Copy each line of the entries that contains the word "Prüfungs".

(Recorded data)
╭──

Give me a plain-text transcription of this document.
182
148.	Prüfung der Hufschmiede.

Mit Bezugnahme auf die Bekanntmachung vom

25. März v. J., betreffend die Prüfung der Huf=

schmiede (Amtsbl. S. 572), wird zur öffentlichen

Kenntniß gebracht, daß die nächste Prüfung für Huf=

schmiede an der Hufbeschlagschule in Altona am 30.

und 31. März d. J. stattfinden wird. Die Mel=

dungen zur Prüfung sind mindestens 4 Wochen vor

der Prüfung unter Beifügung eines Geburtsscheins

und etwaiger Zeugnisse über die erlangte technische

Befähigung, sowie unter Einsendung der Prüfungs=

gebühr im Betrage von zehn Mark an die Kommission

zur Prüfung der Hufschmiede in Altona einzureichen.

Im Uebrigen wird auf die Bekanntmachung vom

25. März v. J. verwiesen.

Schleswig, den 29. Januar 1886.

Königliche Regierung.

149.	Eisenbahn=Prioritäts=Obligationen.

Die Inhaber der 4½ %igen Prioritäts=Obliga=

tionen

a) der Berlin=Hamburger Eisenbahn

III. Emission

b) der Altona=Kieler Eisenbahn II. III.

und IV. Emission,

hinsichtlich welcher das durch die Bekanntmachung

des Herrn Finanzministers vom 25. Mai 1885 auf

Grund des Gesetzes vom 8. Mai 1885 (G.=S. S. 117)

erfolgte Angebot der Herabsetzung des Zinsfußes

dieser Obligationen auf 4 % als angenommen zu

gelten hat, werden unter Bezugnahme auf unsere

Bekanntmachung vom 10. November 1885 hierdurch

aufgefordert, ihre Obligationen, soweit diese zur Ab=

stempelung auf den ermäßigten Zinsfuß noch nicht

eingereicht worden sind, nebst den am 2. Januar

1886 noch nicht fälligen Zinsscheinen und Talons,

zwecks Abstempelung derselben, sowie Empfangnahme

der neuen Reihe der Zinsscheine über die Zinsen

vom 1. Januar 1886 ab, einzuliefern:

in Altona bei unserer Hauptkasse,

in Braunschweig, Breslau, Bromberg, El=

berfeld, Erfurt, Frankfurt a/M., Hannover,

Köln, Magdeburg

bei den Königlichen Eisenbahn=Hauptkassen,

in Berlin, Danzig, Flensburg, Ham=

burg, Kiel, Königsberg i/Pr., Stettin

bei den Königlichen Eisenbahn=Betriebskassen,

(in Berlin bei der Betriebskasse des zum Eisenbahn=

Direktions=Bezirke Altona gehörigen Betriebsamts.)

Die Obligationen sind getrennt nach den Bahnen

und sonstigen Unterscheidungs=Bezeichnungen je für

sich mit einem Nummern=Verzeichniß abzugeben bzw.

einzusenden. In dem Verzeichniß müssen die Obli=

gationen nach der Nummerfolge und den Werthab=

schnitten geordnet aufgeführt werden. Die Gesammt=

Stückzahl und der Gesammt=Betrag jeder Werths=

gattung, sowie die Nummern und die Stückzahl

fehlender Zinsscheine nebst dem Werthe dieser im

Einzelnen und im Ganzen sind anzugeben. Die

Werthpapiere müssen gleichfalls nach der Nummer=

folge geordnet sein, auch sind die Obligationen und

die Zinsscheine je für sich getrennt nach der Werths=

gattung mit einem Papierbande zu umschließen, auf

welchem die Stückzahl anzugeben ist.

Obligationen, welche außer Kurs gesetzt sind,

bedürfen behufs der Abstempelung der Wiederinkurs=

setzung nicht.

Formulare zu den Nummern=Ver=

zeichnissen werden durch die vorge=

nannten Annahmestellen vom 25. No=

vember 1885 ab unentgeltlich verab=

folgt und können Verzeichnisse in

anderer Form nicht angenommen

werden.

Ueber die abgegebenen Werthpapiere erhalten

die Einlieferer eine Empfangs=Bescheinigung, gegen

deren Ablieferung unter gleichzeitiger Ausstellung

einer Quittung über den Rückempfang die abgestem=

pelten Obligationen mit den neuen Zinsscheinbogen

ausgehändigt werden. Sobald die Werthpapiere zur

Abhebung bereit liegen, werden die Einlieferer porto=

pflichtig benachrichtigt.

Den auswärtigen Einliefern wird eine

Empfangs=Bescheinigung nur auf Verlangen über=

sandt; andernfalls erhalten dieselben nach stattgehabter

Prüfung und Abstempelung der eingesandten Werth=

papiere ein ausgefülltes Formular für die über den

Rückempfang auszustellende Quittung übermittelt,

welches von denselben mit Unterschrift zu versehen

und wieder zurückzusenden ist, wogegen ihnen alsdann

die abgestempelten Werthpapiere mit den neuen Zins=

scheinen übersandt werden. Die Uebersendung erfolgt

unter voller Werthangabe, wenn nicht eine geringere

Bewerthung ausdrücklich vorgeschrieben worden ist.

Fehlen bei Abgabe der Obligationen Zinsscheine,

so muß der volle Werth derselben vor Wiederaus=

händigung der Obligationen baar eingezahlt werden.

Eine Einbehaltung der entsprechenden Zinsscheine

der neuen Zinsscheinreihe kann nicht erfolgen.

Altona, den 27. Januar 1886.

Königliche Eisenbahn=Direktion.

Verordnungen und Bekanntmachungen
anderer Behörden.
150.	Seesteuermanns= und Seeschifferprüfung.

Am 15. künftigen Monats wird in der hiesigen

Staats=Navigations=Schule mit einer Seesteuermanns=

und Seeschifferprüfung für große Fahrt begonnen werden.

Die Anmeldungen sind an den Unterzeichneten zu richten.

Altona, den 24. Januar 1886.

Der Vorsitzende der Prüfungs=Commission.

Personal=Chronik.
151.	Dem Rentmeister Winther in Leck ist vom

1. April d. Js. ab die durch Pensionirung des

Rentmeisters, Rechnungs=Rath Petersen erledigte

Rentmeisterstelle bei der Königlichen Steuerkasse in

╰──

[THE COMPLETED TASK]:
Befähigung, sowie unter Einsendung der Prüfungs=
Der Vorsitzende der Prüfungs=Commission.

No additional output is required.